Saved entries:
☆ ☆ ☆ ☆ ☆

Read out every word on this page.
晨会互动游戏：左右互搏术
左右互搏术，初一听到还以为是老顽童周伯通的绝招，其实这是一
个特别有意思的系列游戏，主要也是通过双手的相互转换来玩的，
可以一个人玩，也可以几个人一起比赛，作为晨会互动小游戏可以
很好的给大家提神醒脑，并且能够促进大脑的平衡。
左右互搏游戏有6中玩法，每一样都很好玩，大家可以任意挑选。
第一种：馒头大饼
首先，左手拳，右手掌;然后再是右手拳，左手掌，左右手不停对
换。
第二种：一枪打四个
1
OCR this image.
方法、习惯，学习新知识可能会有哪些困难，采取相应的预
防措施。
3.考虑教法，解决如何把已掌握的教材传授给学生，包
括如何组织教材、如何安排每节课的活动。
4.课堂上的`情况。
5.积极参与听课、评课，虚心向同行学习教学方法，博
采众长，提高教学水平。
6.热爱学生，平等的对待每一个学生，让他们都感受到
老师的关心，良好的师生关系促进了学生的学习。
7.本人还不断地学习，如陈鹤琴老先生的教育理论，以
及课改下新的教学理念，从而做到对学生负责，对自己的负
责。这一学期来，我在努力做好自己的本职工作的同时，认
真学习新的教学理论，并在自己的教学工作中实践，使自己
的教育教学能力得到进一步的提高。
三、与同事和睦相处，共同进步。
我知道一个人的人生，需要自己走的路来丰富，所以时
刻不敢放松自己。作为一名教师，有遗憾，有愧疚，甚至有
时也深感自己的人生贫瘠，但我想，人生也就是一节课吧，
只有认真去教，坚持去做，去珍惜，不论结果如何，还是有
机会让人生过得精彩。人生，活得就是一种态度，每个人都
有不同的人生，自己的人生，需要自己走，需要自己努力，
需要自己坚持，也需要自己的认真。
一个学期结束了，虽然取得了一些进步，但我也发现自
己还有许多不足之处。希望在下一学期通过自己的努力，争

☆ ☆ ☆ ☆ ☆

-- Aim of the exercise --
Would you write down every record again, exactly?

-- Solution to this task --
Read out every word on this page.
晨会互动游戏：左右互搏术
左右互搏术，初一听到还以为是老顽童周伯通的绝招，其实这是一
个特别有意思的系列游戏，主要也是通过双手的相互转换来玩的，
可以一个人玩，也可以几个人一起比赛，作为晨会互动小游戏可以
很好的给大家提神醒脑，并且能够促进大脑的平衡。
左右互搏游戏有6中玩法，每一样都很好玩，大家可以任意挑选。
第一种：馒头大饼
首先，左手拳，右手掌;然后再是右手拳，左手掌，左右手不停对
换。
第二种：一枪打四个
1
OCR this image.
方法、习惯，学习新知识可能会有哪些困难，采取相应的预
防措施。
3.考虑教法，解决如何把已掌握的教材传授给学生，包
括如何组织教材、如何安排每节课的活动。
4.课堂上的`情况。
5.积极参与听课、评课，虚心向同行学习教学方法，博
采众长，提高教学水平。
6.热爱学生，平等的对待每一个学生，让他们都感受到
老师的关心，良好的师生关系促进了学生的学习。
7.本人还不断地学习，如陈鹤琴老先生的教育理论，以
及课改下新的教学理念，从而做到对学生负责，对自己的负
责。这一学期来，我在努力做好自己的本职工作的同时，认
真学习新的教学理论，并在自己的教学工作中实践，使自己
的教育教学能力得到进一步的提高。
三、与同事和睦相处，共同进步。
我知道一个人的人生，需要自己走的路来丰富，所以时
刻不敢放松自己。作为一名教师，有遗憾，有愧疚，甚至有
时也深感自己的人生贫瘠，但我想，人生也就是一节课吧，
只有认真去教，坚持去做，去珍惜，不论结果如何，还是有
机会让人生过得精彩。人生，活得就是一种态度，每个人都
有不同的人生，自己的人生，需要自己走，需要自己努力，
需要自己坚持，也需要自己的认真。
一个学期结束了，虽然取得了一些进步，但我也发现自
己还有许多不足之处。希望在下一学期通过自己的努力，争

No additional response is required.